◆ SHORT EXERCISE ◆
Carry on the passage about simple harmonic motion from its last sentence.

◆ DOCUMENT PASSAGE ◆
+ + + + + + +
A simple harmonic motion, also called harmonic vibration or harmonic oscillation, is a type of periodic motion in physics where the restoring force on an object is directly proportional to the object's displacement from a certain point.

The following 3 animations show some examples of harmonic vibrations:

Figure 1-a
Mass hanging on spring

Figure 1-b
Simple Pendulum

Figure 1-c
Water in tube

In Figure 1-a, a mass hanging on a light spring is pulled and released. From Hook's law in classical mechanics, we know that the more we stretch a spring, the harder it pulls back, and this restoring force is proportional to the amount of stretching. So the mass here undergoes harmonic vibration.

In Figure 1-b, a simple pendulum is formed by connecting a mass to one end of a light string, and fixing the other end to the ceiling. We can see that the more it displaces from the vertical position, the harder gravity pulls it back. When the swinging angle is small, this restoring forces is approximately proportional to the displacement. So the mass again exhibits harmonic vibration.
+ + + + + + +
[Dataset records]

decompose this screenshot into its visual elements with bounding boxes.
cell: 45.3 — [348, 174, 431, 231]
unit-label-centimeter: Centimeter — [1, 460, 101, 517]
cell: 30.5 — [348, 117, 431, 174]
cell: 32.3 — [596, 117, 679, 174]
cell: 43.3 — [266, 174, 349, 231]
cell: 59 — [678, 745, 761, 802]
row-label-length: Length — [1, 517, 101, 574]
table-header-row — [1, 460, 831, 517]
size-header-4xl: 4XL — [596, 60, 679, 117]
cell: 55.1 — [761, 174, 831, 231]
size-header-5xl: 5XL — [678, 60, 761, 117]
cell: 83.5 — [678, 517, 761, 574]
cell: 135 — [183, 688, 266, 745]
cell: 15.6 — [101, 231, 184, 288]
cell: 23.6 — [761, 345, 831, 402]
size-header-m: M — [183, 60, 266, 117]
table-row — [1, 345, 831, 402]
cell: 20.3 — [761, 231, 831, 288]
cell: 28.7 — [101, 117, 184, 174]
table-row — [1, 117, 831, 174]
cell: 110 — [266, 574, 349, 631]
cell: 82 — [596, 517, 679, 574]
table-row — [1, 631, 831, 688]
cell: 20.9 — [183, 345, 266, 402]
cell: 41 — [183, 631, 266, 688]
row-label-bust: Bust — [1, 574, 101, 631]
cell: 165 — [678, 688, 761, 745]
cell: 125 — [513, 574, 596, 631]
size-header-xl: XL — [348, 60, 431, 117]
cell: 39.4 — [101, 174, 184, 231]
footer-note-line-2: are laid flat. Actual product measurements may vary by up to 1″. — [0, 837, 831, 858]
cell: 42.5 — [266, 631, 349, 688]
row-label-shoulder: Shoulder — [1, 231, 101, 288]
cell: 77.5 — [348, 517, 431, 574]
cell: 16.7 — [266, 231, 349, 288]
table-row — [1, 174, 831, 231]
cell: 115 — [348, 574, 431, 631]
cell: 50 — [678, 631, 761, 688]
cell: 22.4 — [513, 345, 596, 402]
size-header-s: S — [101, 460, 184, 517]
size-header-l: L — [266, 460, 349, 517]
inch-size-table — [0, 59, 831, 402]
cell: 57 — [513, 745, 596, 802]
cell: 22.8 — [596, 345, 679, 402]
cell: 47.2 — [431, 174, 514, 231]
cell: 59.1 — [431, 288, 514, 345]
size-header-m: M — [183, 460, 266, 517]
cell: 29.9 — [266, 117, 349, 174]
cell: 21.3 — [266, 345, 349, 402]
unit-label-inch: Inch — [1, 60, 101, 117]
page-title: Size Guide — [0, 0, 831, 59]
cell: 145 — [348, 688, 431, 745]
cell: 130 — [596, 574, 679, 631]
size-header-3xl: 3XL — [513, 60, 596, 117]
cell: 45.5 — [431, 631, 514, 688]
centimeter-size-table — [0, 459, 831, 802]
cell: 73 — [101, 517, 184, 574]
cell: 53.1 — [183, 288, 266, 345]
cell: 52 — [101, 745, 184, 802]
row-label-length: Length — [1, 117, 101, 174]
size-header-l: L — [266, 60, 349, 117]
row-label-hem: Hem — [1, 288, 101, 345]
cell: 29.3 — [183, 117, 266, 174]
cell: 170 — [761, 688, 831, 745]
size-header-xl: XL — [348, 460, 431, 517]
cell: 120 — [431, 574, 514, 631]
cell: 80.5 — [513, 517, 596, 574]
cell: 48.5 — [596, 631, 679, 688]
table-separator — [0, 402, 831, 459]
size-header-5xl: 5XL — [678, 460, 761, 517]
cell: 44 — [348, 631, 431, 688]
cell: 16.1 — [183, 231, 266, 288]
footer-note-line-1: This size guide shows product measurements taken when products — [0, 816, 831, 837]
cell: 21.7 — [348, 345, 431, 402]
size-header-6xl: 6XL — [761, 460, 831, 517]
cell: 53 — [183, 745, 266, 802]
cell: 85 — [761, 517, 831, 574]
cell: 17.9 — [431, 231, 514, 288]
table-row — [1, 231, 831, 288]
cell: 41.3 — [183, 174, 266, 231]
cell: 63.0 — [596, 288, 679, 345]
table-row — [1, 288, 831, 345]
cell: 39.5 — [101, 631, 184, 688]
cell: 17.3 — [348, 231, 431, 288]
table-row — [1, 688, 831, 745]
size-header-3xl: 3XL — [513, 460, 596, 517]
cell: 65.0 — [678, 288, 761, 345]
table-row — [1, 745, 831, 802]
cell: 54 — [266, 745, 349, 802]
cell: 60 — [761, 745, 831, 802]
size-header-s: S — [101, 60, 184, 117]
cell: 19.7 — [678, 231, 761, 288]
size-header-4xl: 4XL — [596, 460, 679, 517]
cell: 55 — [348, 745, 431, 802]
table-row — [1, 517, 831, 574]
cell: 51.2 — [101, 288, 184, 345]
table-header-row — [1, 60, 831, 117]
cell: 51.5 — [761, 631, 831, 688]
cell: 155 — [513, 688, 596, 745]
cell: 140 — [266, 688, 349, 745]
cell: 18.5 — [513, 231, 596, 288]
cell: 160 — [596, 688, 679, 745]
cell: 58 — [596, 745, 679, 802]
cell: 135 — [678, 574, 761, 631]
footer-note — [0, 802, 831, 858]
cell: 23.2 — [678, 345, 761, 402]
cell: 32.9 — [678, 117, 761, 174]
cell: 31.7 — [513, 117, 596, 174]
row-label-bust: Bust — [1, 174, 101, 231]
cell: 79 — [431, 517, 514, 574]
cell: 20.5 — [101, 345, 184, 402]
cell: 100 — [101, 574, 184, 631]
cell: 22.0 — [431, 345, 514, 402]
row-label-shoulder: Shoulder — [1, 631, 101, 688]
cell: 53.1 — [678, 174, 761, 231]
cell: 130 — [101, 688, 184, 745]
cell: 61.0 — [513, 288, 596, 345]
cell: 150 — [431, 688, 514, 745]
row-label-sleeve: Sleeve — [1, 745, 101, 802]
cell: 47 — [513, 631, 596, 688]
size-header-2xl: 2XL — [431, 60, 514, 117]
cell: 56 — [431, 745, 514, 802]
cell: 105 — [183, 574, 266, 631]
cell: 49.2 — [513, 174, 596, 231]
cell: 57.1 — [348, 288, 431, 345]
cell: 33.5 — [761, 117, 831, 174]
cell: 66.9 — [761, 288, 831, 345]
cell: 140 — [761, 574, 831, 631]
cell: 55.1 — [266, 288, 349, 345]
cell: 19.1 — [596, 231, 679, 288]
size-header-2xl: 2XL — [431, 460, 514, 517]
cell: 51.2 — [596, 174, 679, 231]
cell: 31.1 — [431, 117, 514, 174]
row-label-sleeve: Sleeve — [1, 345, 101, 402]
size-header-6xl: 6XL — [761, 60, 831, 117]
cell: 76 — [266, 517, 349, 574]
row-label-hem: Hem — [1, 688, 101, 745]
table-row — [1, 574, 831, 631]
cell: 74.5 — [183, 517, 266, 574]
+ + + + + + +
◆ ANSWER TO THE PROBLEM ◆
In Figure 1-c, a U-shaped tube with water is shaken so that water rises and falls in each of its branches. The higher water rises in one branch, the lower it falls in the other branch, and the more pressure difference is generated to push it back. This pressure difference is again proportional to the height of rising/falling. So we have got another simple harmonic motion.

The 3 vibrations above have some properties in common:

First, each one of them has an equilibrium position. At this position, if there is only one force acting on the vibrator, it should be 0; if there are multiple forces acting on the vibrator, they should cancel one another. For example, if the mass is released from a position where the pulling force of spring balances its weight, then it will not vibrate at all. The same thing happens if the pendulum is vertical when we release it, or if the water in the two branches of the tube are at the same height.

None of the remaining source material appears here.